-- BEGIN Entries shown --
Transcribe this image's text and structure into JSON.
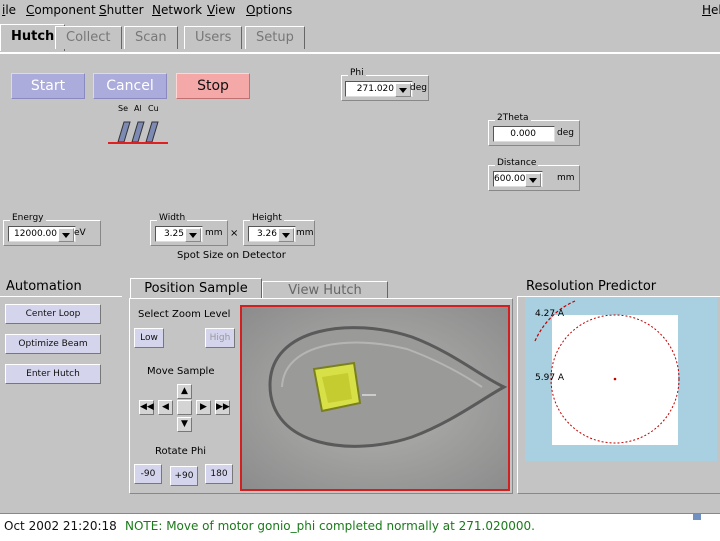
{
  "menubar": {
    "items": [
      "ile",
      "Component",
      "Shutter",
      "Network",
      "View",
      "Options"
    ],
    "help": "Hel"
  },
  "tabs": [
    "Hutch",
    "Collect",
    "Scan",
    "Users",
    "Setup"
  ],
  "controls": {
    "start": "Start",
    "cancel": "Cancel",
    "stop": "Stop"
  },
  "filters": [
    "Se",
    "Al",
    "Cu"
  ],
  "phi": {
    "label": "Phi",
    "value": "271.020",
    "unit": "deg"
  },
  "twotheta": {
    "label": "2Theta",
    "value": "0.000",
    "unit": "deg"
  },
  "distance": {
    "label": "Distance",
    "value": "600.000",
    "unit": "mm"
  },
  "energy": {
    "label": "Energy",
    "value": "12000.00",
    "unit": "eV"
  },
  "width": {
    "label": "Width",
    "value": "3.25",
    "unit": "mm"
  },
  "height": {
    "label": "Height",
    "value": "3.26",
    "unit": "mm"
  },
  "times_sign": "×",
  "spot_size_label": "Spot Size on Detector",
  "automation": {
    "title": "Automation",
    "buttons": [
      "Center Loop",
      "Optimize Beam",
      "Enter Hutch"
    ]
  },
  "sample_tabs": [
    "Position Sample",
    "View Hutch"
  ],
  "position": {
    "zoom_label": "Select Zoom Level",
    "low": "Low",
    "high": "High",
    "move_label": "Move Sample",
    "rotate_label": "Rotate Phi",
    "rotate_buttons": [
      "-90",
      "+90",
      "180"
    ]
  },
  "resolution": {
    "title": "Resolution Predictor",
    "outer": "4.27 A",
    "inner": "5.97 A"
  },
  "status": {
    "timestamp": "Oct 2002 21:20:18",
    "message": "NOTE: Move of motor gonio_phi completed normally at 271.020000."
  },
  "colors": {
    "background": "#c4c4c4",
    "button_blue": "#ababdc",
    "stop_red": "#f4a8a8",
    "status_green": "#1a7a1a",
    "resolution_bg": "#a8d0e0"
  }
}
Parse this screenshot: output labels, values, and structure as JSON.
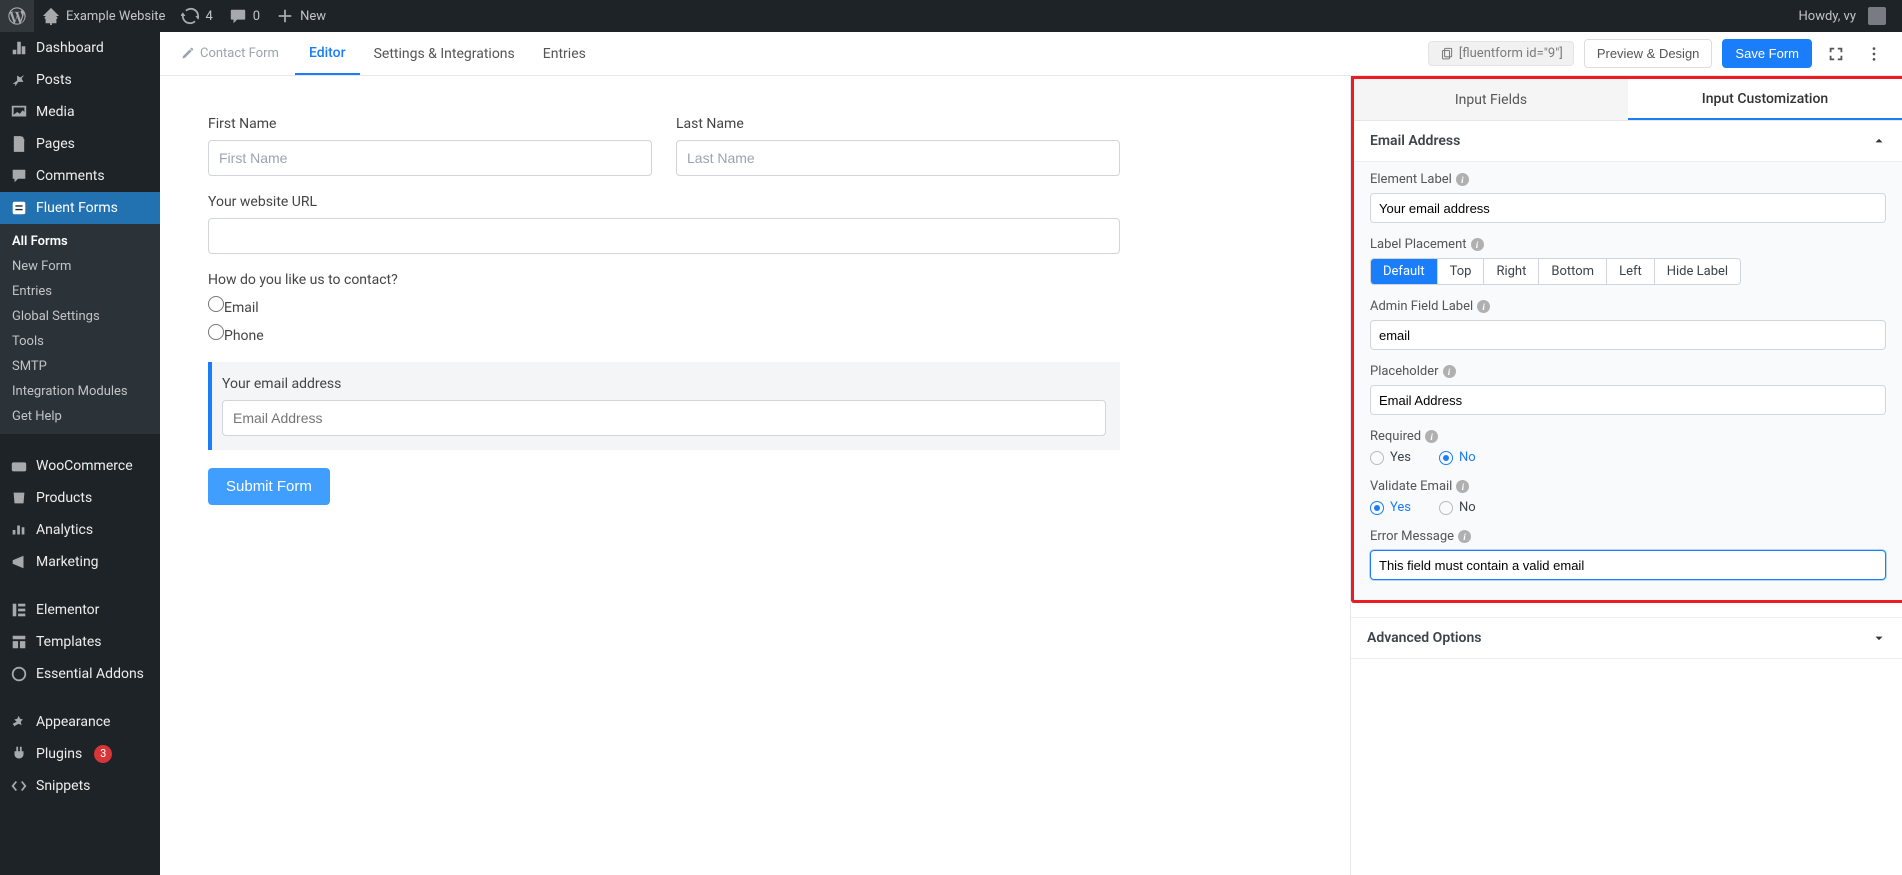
{
  "adminbar": {
    "site_name": "Example Website",
    "updates": "4",
    "comments": "0",
    "new": "New",
    "howdy": "Howdy, vy"
  },
  "sidebar": {
    "items": [
      {
        "label": "Dashboard",
        "icon": "dashboard"
      },
      {
        "label": "Posts",
        "icon": "pin"
      },
      {
        "label": "Media",
        "icon": "media"
      },
      {
        "label": "Pages",
        "icon": "pages"
      },
      {
        "label": "Comments",
        "icon": "comments"
      },
      {
        "label": "Fluent Forms",
        "icon": "form",
        "current": true
      },
      {
        "label": "WooCommerce",
        "icon": "woo"
      },
      {
        "label": "Products",
        "icon": "products"
      },
      {
        "label": "Analytics",
        "icon": "analytics"
      },
      {
        "label": "Marketing",
        "icon": "marketing"
      },
      {
        "label": "Elementor",
        "icon": "elementor"
      },
      {
        "label": "Templates",
        "icon": "templates"
      },
      {
        "label": "Essential Addons",
        "icon": "addons"
      },
      {
        "label": "Appearance",
        "icon": "appearance"
      },
      {
        "label": "Plugins",
        "icon": "plugins",
        "badge": "3"
      },
      {
        "label": "Snippets",
        "icon": "snippets"
      }
    ],
    "sub": [
      "All Forms",
      "New Form",
      "Entries",
      "Global Settings",
      "Tools",
      "SMTP",
      "Integration Modules",
      "Get Help"
    ],
    "sub_current": "All Forms"
  },
  "topbar": {
    "breadcrumb": "Contact Form",
    "tabs": [
      "Editor",
      "Settings & Integrations",
      "Entries"
    ],
    "active_tab": "Editor",
    "shortcode": "[fluentform id=\"9\"]",
    "preview": "Preview & Design",
    "save": "Save Form"
  },
  "form": {
    "first_name_label": "First Name",
    "first_name_placeholder": "First Name",
    "last_name_label": "Last Name",
    "last_name_placeholder": "Last Name",
    "url_label": "Your website URL",
    "contact_label": "How do you like us to contact?",
    "contact_options": [
      "Email",
      "Phone"
    ],
    "email_label": "Your email address",
    "email_placeholder": "Email Address",
    "submit": "Submit Form"
  },
  "panel": {
    "tabs": [
      "Input Fields",
      "Input Customization"
    ],
    "active": "Input Customization",
    "accordion_title": "Email Address",
    "element_label_title": "Element Label",
    "element_label_value": "Your email address",
    "label_placement_title": "Label Placement",
    "label_placement_options": [
      "Default",
      "Top",
      "Right",
      "Bottom",
      "Left",
      "Hide Label"
    ],
    "label_placement_active": "Default",
    "admin_label_title": "Admin Field Label",
    "admin_label_value": "email",
    "placeholder_title": "Placeholder",
    "placeholder_value": "Email Address",
    "required_title": "Required",
    "required_options": [
      "Yes",
      "No"
    ],
    "required_value": "No",
    "validate_title": "Validate Email",
    "validate_options": [
      "Yes",
      "No"
    ],
    "validate_value": "Yes",
    "error_title": "Error Message",
    "error_value": "This field must contain a valid email",
    "advanced": "Advanced Options"
  }
}
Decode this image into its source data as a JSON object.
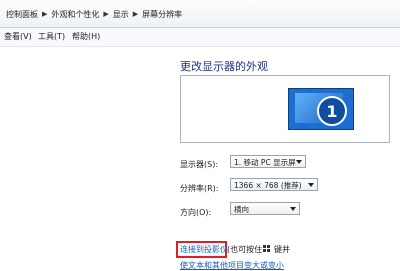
{
  "breadcrumb": [
    "控制面板",
    "外观和个性化",
    "显示",
    "屏幕分辨率"
  ],
  "menu": [
    "查看(V)",
    "工具(T)",
    "帮助(H)"
  ],
  "page_title": "更改显示器的外观",
  "monitor_badge": "1",
  "display_row": {
    "label": "显示器(S):",
    "value": "1. 移动 PC 显示屏"
  },
  "resolution_row": {
    "label": "分辨率(R):",
    "value": "1366 × 768 (推荐)"
  },
  "orientation_row": {
    "label": "方向(O):",
    "value": "横向"
  },
  "projector_link": "连接到投影仪",
  "projector_hint_1": "(也可按住",
  "projector_hint_2": "键并",
  "bottom_link": "使文本和其他项目变大或变小"
}
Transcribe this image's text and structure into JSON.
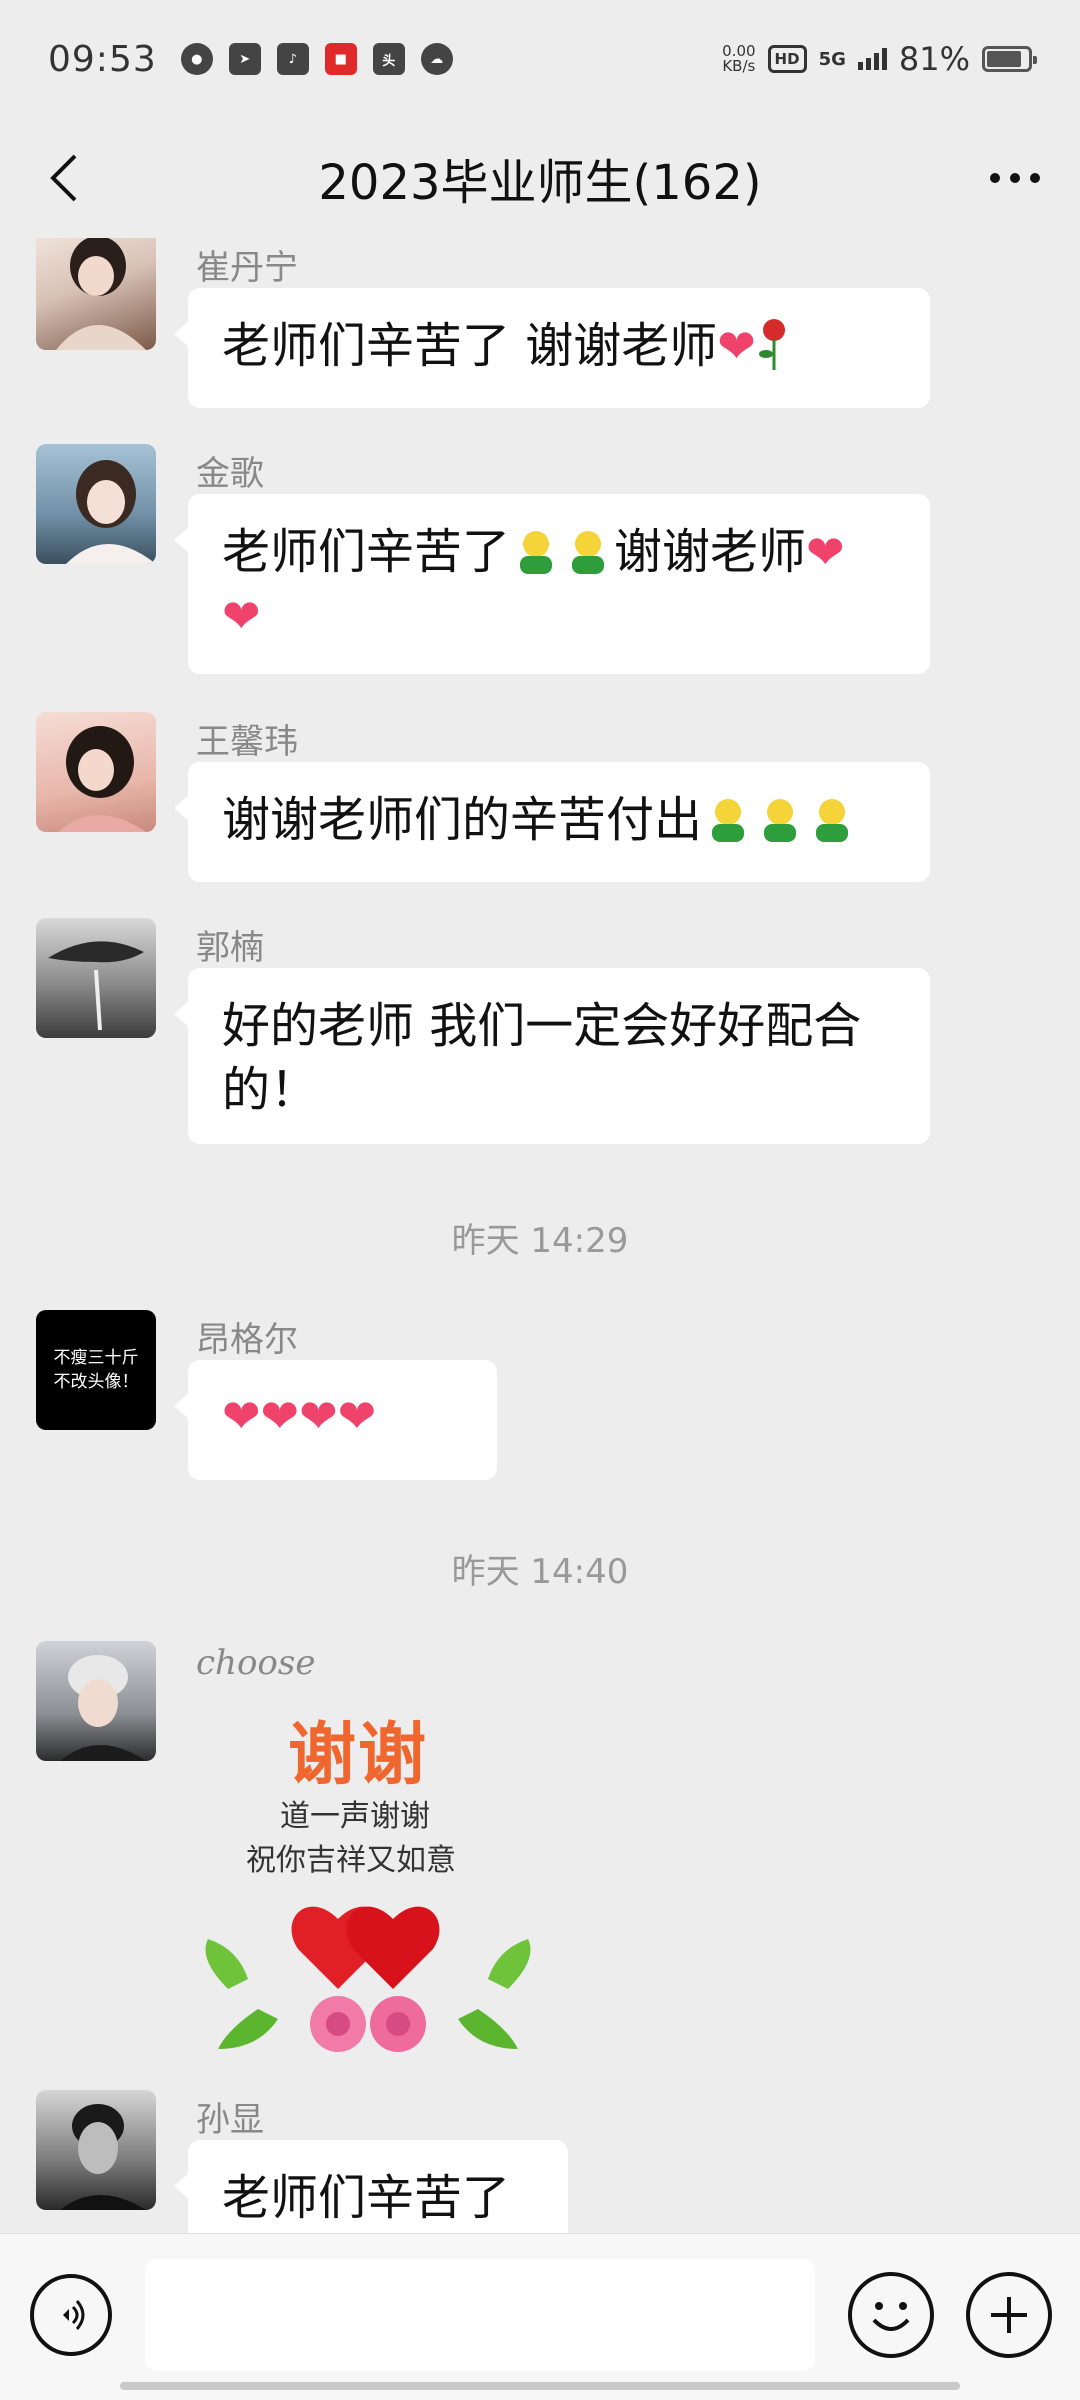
{
  "status_bar": {
    "time": "09:53",
    "net_speed": "0.00",
    "net_unit": "KB/s",
    "hd": "HD",
    "network": "5G",
    "battery": "81%"
  },
  "header": {
    "title": "2023毕业师生(162)"
  },
  "messages": [
    {
      "sender": "崔丹宁",
      "text": "老师们辛苦了 谢谢老师",
      "emoji": [
        "heart-emoji",
        "rose-emoji"
      ]
    },
    {
      "sender": "金歌",
      "text1": "老师们辛苦了",
      "text2": "谢谢老师",
      "emoji": [
        "sprout-emoji",
        "sprout-emoji",
        "heart-emoji",
        "heart-emoji"
      ]
    },
    {
      "sender": "王馨玮",
      "text": "谢谢老师们的辛苦付出",
      "emoji": [
        "sprout-emoji",
        "sprout-emoji",
        "sprout-emoji"
      ]
    },
    {
      "sender": "郭楠",
      "text_line1": "好的老师 我们一定会好好配合",
      "text_line2": "的！"
    },
    {
      "sender": "昂格尔",
      "emoji": [
        "heart-emoji",
        "heart-emoji",
        "heart-emoji",
        "heart-emoji"
      ],
      "avatar_text_line1": "不瘦三十斤",
      "avatar_text_line2": "不改头像！"
    },
    {
      "sender": "choose",
      "sticker_title": "谢谢",
      "sticker_line1": "道一声谢谢",
      "sticker_line2": "祝你吉祥又如意"
    },
    {
      "sender": "孙显",
      "text": "老师们辛苦了"
    }
  ],
  "timestamps": [
    "昨天 14:29",
    "昨天 14:40"
  ],
  "colors": {
    "background": "#ededed",
    "bubble": "#ffffff",
    "heart": "#f0436b"
  }
}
-- END Entries shown --
Brief
What is the number of lines in this listing that contain the word "JSON"? Answer with that number and nothing else.

Answer to the problem
4